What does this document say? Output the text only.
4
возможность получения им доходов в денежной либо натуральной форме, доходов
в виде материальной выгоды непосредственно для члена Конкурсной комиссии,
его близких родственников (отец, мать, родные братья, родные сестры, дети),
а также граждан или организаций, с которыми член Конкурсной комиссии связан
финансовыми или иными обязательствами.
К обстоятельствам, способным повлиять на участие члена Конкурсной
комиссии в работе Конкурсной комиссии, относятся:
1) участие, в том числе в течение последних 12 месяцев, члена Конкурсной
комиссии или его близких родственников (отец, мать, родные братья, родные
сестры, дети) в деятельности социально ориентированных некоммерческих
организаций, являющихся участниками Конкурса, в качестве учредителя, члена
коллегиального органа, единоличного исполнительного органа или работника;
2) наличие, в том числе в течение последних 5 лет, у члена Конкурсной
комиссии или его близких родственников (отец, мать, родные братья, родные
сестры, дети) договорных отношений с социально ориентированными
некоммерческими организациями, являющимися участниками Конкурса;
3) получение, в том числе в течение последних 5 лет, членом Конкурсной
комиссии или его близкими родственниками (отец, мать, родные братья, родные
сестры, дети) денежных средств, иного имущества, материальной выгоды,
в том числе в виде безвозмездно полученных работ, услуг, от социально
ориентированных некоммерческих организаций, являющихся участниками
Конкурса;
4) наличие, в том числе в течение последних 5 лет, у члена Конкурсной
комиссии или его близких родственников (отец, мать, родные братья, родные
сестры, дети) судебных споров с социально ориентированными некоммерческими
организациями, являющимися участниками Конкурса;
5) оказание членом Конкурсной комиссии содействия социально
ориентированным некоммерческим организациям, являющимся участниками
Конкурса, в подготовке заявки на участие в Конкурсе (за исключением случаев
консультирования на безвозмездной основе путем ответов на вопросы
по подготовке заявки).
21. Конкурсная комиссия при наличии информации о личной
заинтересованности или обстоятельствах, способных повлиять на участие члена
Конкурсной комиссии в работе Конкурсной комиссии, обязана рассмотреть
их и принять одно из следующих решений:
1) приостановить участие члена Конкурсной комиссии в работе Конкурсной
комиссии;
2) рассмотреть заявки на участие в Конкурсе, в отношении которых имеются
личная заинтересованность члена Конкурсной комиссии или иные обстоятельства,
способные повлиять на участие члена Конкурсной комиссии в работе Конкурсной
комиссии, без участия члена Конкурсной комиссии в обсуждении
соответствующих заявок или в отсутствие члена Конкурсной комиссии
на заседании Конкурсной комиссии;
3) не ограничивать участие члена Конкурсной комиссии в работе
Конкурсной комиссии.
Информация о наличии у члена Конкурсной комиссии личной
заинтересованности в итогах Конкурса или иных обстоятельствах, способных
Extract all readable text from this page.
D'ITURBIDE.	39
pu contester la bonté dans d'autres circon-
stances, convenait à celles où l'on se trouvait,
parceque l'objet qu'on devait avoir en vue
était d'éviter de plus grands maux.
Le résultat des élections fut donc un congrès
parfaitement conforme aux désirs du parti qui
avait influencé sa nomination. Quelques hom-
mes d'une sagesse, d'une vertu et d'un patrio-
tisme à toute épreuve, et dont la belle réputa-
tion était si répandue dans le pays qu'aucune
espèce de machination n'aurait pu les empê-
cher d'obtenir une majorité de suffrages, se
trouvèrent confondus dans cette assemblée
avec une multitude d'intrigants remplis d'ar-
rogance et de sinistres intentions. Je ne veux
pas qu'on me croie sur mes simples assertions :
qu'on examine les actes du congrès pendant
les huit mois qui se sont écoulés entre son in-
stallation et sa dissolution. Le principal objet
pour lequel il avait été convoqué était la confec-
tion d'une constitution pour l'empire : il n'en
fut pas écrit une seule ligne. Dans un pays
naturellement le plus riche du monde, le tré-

------------------------------

- [What is expected] Filter the entries down to the lines with the word "участие" in them.

- [Output of the task]
К обстоятельствам, способным повлиять на участие члена Конкурсной
1) участие, в том числе в течение последних 12 месяцев, члена Конкурсной
Конкурса, в подготовке заявки на участие в Конкурсе (за исключением случаев
заинтересованности или обстоятельствах, способных повлиять на участие члена
1) приостановить участие члена Конкурсной комиссии в работе Конкурсной
2) рассмотреть заявки на участие в Конкурсе, в отношении которых имеются
способные повлиять на участие члена Конкурсной комиссии в работе Конкурсной
3) не ограничивать участие члена Конкурсной комиссии в работе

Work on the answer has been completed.